WORK REQUIRED: Compute the number of lines that include the string "сумме", then output that number and nothing else.

====================

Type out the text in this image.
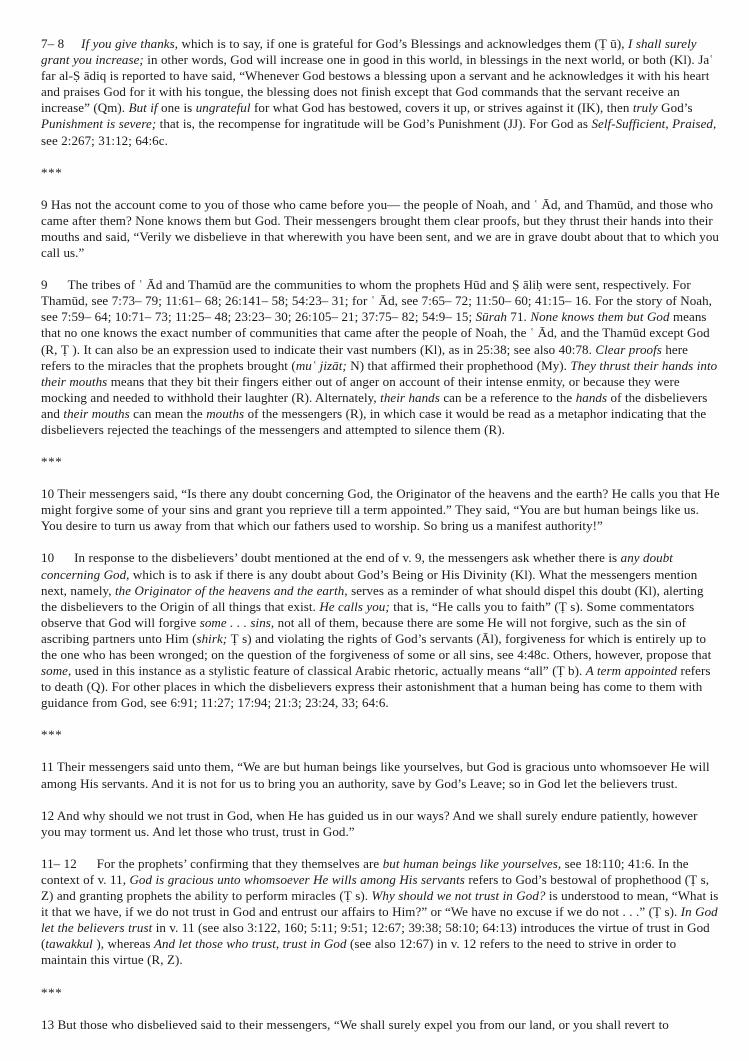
7– 8 If you give thanks, which is to say, if one is grateful for God’s Blessings and acknowledges them (Ṭ ū), I shall surely grant you increase; in other words, God will increase one in good in this world, in blessings in the next world, or both (Kl). Jaʿ far al-Ṣ ādiq is reported to have said, “Whenever God bestows a blessing upon a servant and he acknowledges it with his heart and praises God for it with his tongue, the blessing does not finish except that God commands that the servant receive an increase” (Qm). But if one is ungrateful for what God has bestowed, covers it up, or strives against it (IK), then truly God’s Punishment is severe; that is, the recompense for ingratitude will be God’s Punishment (JJ). For God as Self-Sufficient, Praised, see 2:267; 31:12; 64:6c.

***

9 Has not the account come to you of those who came before you— the people of Noah, and ʿ Ād, and Thamūd, and those who came after them? None knows them but God. Their messengers brought them clear proofs, but they thrust their hands into their mouths and said, “Verily we disbelieve in that wherewith you have been sent, and we are in grave doubt about that to which you call us.”

9 The tribes of ʿ Ād and Thamūd are the communities to whom the prophets Hūd and Ṣ āliḥ were sent, respectively. For Thamūd, see 7:73– 79; 11:61– 68; 26:141– 58; 54:23– 31; for ʿ Ād, see 7:65– 72; 11:50– 60; 41:15– 16. For the story of Noah, see 7:59– 64; 10:71– 73; 11:25– 48; 23:23– 30; 26:105– 21; 37:75– 82; 54:9– 15; Sūrah 71. None knows them but God means that no one knows the exact number of communities that came after the people of Noah, the ʿ Ād, and the Thamūd except God (R, Ṭ ). It can also be an expression used to indicate their vast numbers (Kl), as in 25:38; see also 40:78. Clear proofs here refers to the miracles that the prophets brought (muʿ jizāt; N) that affirmed their prophethood (My). They thrust their hands into their mouths means that they bit their fingers either out of anger on account of their intense enmity, or because they were mocking and needed to withhold their laughter (R). Alternately, their hands can be a reference to the hands of the disbelievers and their mouths can mean the mouths of the messengers (R), in which case it would be read as a metaphor indicating that the disbelievers rejected the teachings of the messengers and attempted to silence them (R).

***

10 Their messengers said, “Is there any doubt concerning God, the Originator of the heavens and the earth? He calls you that He might forgive some of your sins and grant you reprieve till a term appointed.” They said, “You are but human beings like us. You desire to turn us away from that which our fathers used to worship. So bring us a manifest authority!”

10 In response to the disbelievers’ doubt mentioned at the end of v. 9, the messengers ask whether there is any doubt concerning God, which is to ask if there is any doubt about God’s Being or His Divinity (Kl). What the messengers mention next, namely, the Originator of the heavens and the earth, serves as a reminder of what should dispel this doubt (Kl), alerting the disbelievers to the Origin of all things that exist. He calls you; that is, “He calls you to faith” (Ṭ s). Some commentators observe that God will forgive some . . . sins, not all of them, because there are some He will not forgive, such as the sin of ascribing partners unto Him (shirk; Ṭ s) and violating the rights of God’s servants (Āl), forgiveness for which is entirely up to the one who has been wronged; on the question of the forgiveness of some or all sins, see 4:48c. Others, however, propose that some, used in this instance as a stylistic feature of classical Arabic rhetoric, actually means “all” (Ṭ b). A term appointed refers to death (Q). For other places in which the disbelievers express their astonishment that a human being has come to them with guidance from God, see 6:91; 11:27; 17:94; 21:3; 23:24, 33; 64:6.

***

11 Their messengers said unto them, “We are but human beings like yourselves, but God is gracious unto whomsoever He will among His servants. And it is not for us to bring you an authority, save by God’s Leave; so in God let the believers trust.

12 And why should we not trust in God, when He has guided us in our ways? And we shall surely endure patiently, however you may torment us. And let those who trust, trust in God.”

11– 12 For the prophets’ confirming that they themselves are but human beings like yourselves, see 18:110; 41:6. In the context of v. 11, God is gracious unto whomsoever He wills among His servants refers to God’s bestowal of prophethood (Ṭ s, Z) and granting prophets the ability to perform miracles (Ṭ s). Why should we not trust in God? is understood to mean, “What is it that we have, if we do not trust in God and entrust our affairs to Him?” or “We have no excuse if we do not . . .” (Ṭ s). In God let the believers trust in v. 11 (see also 3:122, 160; 5:11; 9:51; 12:67; 39:38; 58:10; 64:13) introduces the virtue of trust in God (tawakkul ), whereas And let those who trust, trust in God (see also 12:67) in v. 12 refers to the need to strive in order to maintain this virtue (R, Z).

***

13 But those who disbelieved said to their messengers, “We shall surely expel you from our land, or you shall revert to
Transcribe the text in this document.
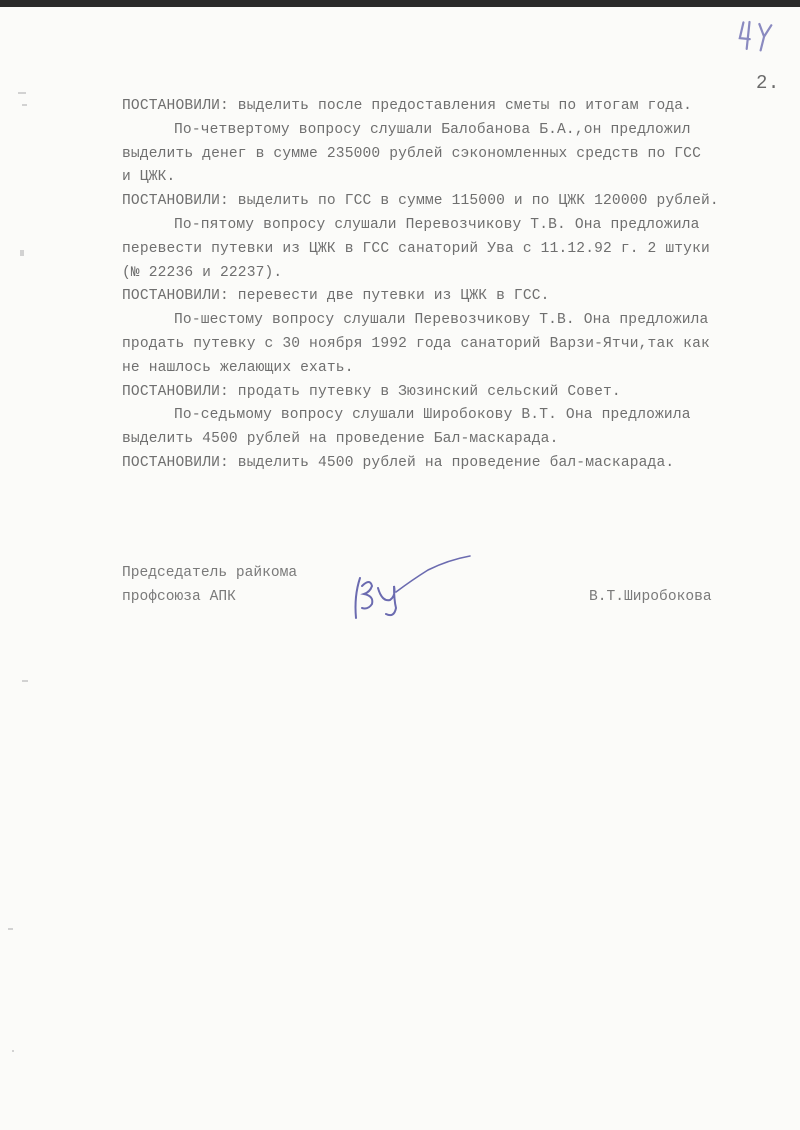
2.
ПОСТАНОВИЛИ: выделить после предоставления сметы по итогам года.
По-четвертому вопросу слушали Балобанова Б.А.,он предложил
выделить денег в сумме 235000 рублей сэкономленных средств по ГСС
и ЦЖК.
ПОСТАНОВИЛИ: выделить по ГСС в сумме 115000 и по ЦЖК 120000 рублей.
По-пятому вопросу слушали Перевозчикову Т.В. Она предложила
перевести путевки из ЦЖК в ГСС санаторий Ува с 11.12.92 г. 2 штуки
(№ 22236 и 22237).
ПОСТАНОВИЛИ: перевести две путевки из ЦЖК в ГСС.
По-шестому вопросу слушали Перевозчикову Т.В. Она предложила
продать путевку с 30 ноября 1992 года санаторий Варзи-Ятчи,так как
не нашлось желающих ехать.
ПОСТАНОВИЛИ: продать путевку в Зюзинский сельский Совет.
По-седьмому вопросу слушали Широбокову В.Т. Она предложила
выделить 4500 рублей на проведение Бал-маскарада.
ПОСТАНОВИЛИ: выделить 4500 рублей на проведение бал-маскарада.
Председатель райкома
профсоюза АПК	В.Т.Широбокова
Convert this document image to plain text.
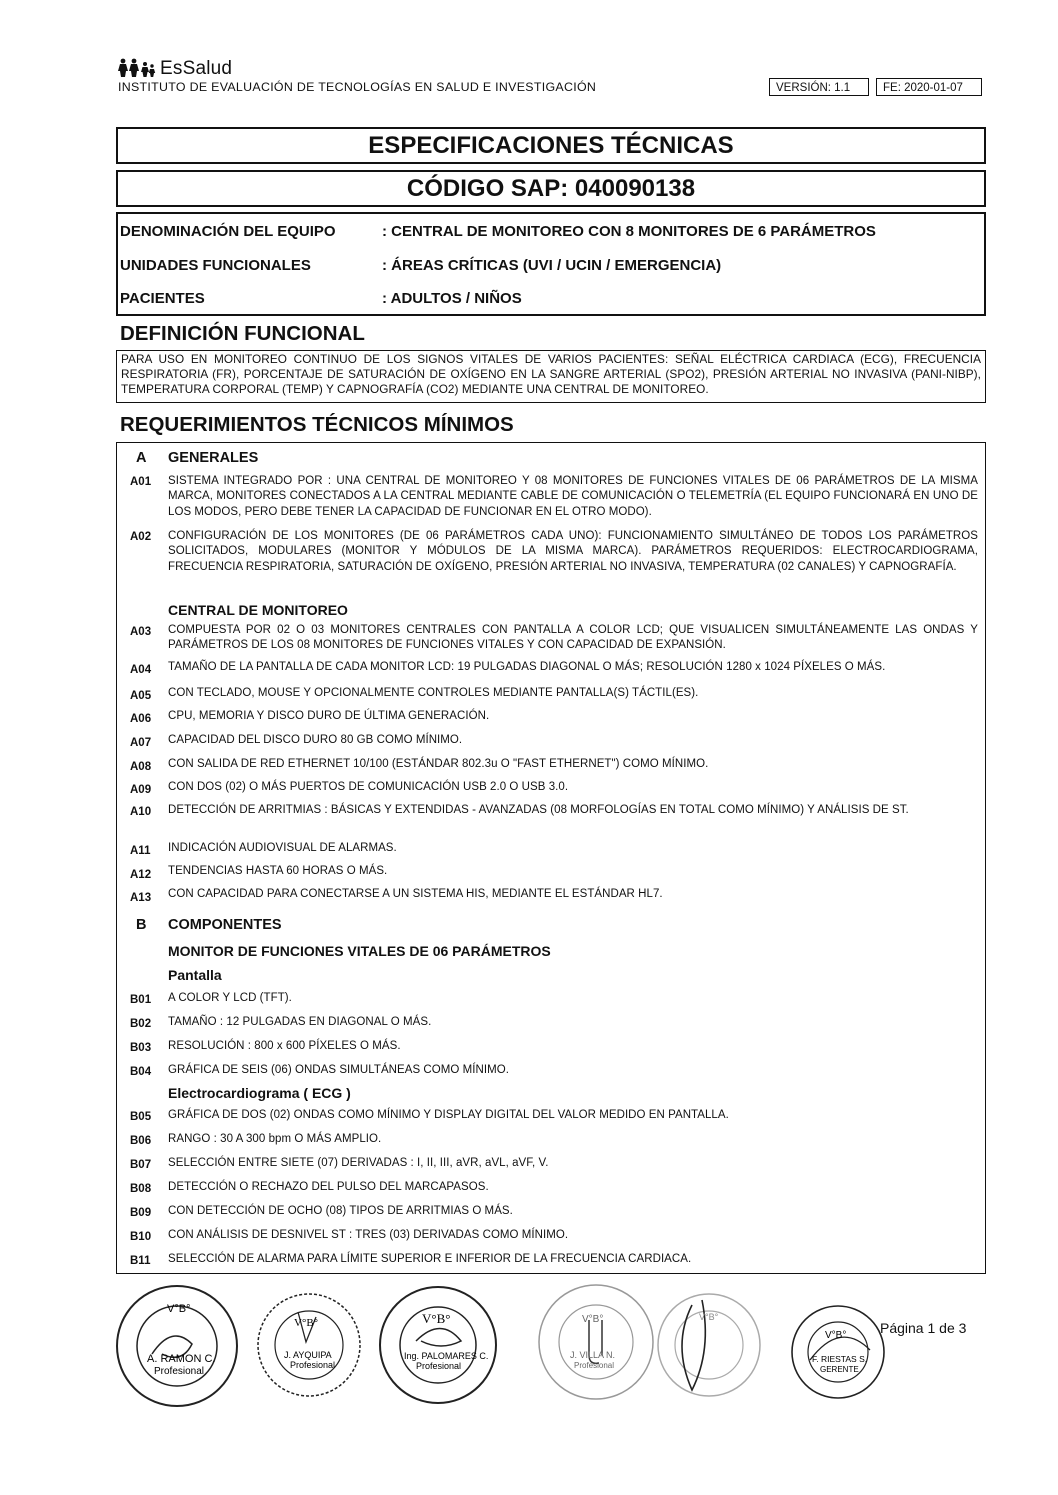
EsSalud
INSTITUTO DE EVALUACIÓN DE TECNOLOGÍAS EN SALUD E INVESTIGACIÓN	VERSIÓN: 1.1	FE: 2020-01-07
ESPECIFICACIONES TÉCNICAS
CÓDIGO SAP: 040090138
DENOMINACIÓN DEL EQUIPO	: CENTRAL DE MONITOREO CON 8 MONITORES DE 6 PARÁMETROS
UNIDADES FUNCIONALES	: ÁREAS CRÍTICAS (UVI / UCIN / EMERGENCIA)
PACIENTES	: ADULTOS / NIÑOS
DEFINICIÓN FUNCIONAL
PARA USO EN MONITOREO CONTINUO DE LOS SIGNOS VITALES DE VARIOS PACIENTES: SEÑAL ELÉCTRICA CARDIACA (ECG), FRECUENCIA RESPIRATORIA (FR), PORCENTAJE DE SATURACIÓN DE OXÍGENO EN LA SANGRE ARTERIAL (SPO2), PRESIÓN ARTERIAL NO INVASIVA (PANI-NIBP), TEMPERATURA CORPORAL (TEMP) Y CAPNOGRAFÍA (CO2) MEDIANTE UNA CENTRAL DE MONITOREO.
REQUERIMIENTOS TÉCNICOS MÍNIMOS
A GENERALES
A01	SISTEMA INTEGRADO POR : UNA CENTRAL DE MONITOREO Y 08 MONITORES DE FUNCIONES VITALES DE 06 PARÁMETROS DE LA MISMA MARCA, MONITORES CONECTADOS A LA CENTRAL MEDIANTE CABLE DE COMUNICACIÓN O TELEMETRÍA (EL EQUIPO FUNCIONARÁ EN UNO DE LOS MODOS, PERO DEBE TENER LA CAPACIDAD DE FUNCIONAR EN EL OTRO MODO).
A02	CONFIGURACIÓN DE LOS MONITORES (DE 06 PARÁMETROS CADA UNO): FUNCIONAMIENTO SIMULTÁNEO DE TODOS LOS PARÁMETROS SOLICITADOS, MODULARES (MONITOR Y MÓDULOS DE LA MISMA MARCA). PARÁMETROS REQUERIDOS: ELECTROCARDIOGRAMA, FRECUENCIA RESPIRATORIA, SATURACIÓN DE OXÍGENO, PRESIÓN ARTERIAL NO INVASIVA, TEMPERATURA (02 CANALES) Y CAPNOGRAFÍA.
CENTRAL DE MONITOREO
A03	COMPUESTA POR 02 O 03 MONITORES CENTRALES CON PANTALLA A COLOR LCD; QUE VISUALICEN SIMULTÁNEAMENTE LAS ONDAS Y PARÁMETROS DE LOS 08 MONITORES DE FUNCIONES VITALES Y CON CAPACIDAD DE EXPANSIÓN.
A04	TAMAÑO DE LA PANTALLA DE CADA MONITOR LCD: 19 PULGADAS DIAGONAL O MÁS; RESOLUCIÓN 1280 x 1024 PÍXELES O MÁS.
A05	CON TECLADO, MOUSE Y OPCIONALMENTE CONTROLES MEDIANTE PANTALLA(S) TÁCTIL(ES).
A06	CPU, MEMORIA Y DISCO DURO DE ÚLTIMA GENERACIÓN.
A07	CAPACIDAD DEL DISCO DURO 80 GB COMO MÍNIMO.
A08	CON SALIDA DE RED ETHERNET 10/100 (ESTÁNDAR 802.3u O "FAST ETHERNET") COMO MÍNIMO.
A09	CON DOS (02) O MÁS PUERTOS DE COMUNICACIÓN USB 2.0 O USB 3.0.
A10	DETECCIÓN DE ARRITMIAS : BÁSICAS Y EXTENDIDAS - AVANZADAS (08 MORFOLOGÍAS EN TOTAL COMO MÍNIMO) Y ANÁLISIS DE ST.
A11	INDICACIÓN AUDIOVISUAL DE ALARMAS.
A12	TENDENCIAS HASTA 60 HORAS O MÁS.
A13	CON CAPACIDAD PARA CONECTARSE A UN SISTEMA HIS, MEDIANTE EL ESTÁNDAR HL7.
B COMPONENTES
MONITOR DE FUNCIONES VITALES DE 06 PARÁMETROS
Pantalla
B01	A COLOR Y LCD (TFT).
B02	TAMAÑO : 12 PULGADAS EN DIAGONAL O MÁS.
B03	RESOLUCIÓN : 800 x 600 PÍXELES O MÁS.
B04	GRÁFICA DE SEIS (06) ONDAS SIMULTÁNEAS COMO MÍNIMO.
Electrocardiograma ( ECG )
B05	GRÁFICA DE DOS (02) ONDAS COMO MÍNIMO Y DISPLAY DIGITAL DEL VALOR MEDIDO EN PANTALLA.
B06	RANGO : 30 A 300 bpm O MÁS AMPLIO.
B07	SELECCIÓN ENTRE SIETE (07) DERIVADAS : I, II, III, aVR, aVL, aVF, V.
B08	DETECCIÓN O RECHAZO DEL PULSO DEL MARCAPASOS.
B09	CON DETECCIÓN DE OCHO (08) TIPOS DE ARRITMIAS O MÁS.
B10	CON ANÁLISIS DE DESNIVEL ST : TRES (03) DERIVADAS COMO MÍNIMO.
B11	SELECCIÓN DE ALARMA PARA LÍMITE SUPERIOR E INFERIOR DE LA FRECUENCIA CARDIACA.
V°B°
A. RAMON C.
Profesional
V°B°
J. AYQUIPA
Profesional
V°B°
Ing. PALOMARES C.
Profesional
V°B°
J. VILLA N.
Profesional
V°B°
V°B°
F. RIESTAS S.
GERENTE
Página 1 de 3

====================

FULL ANSWER: 2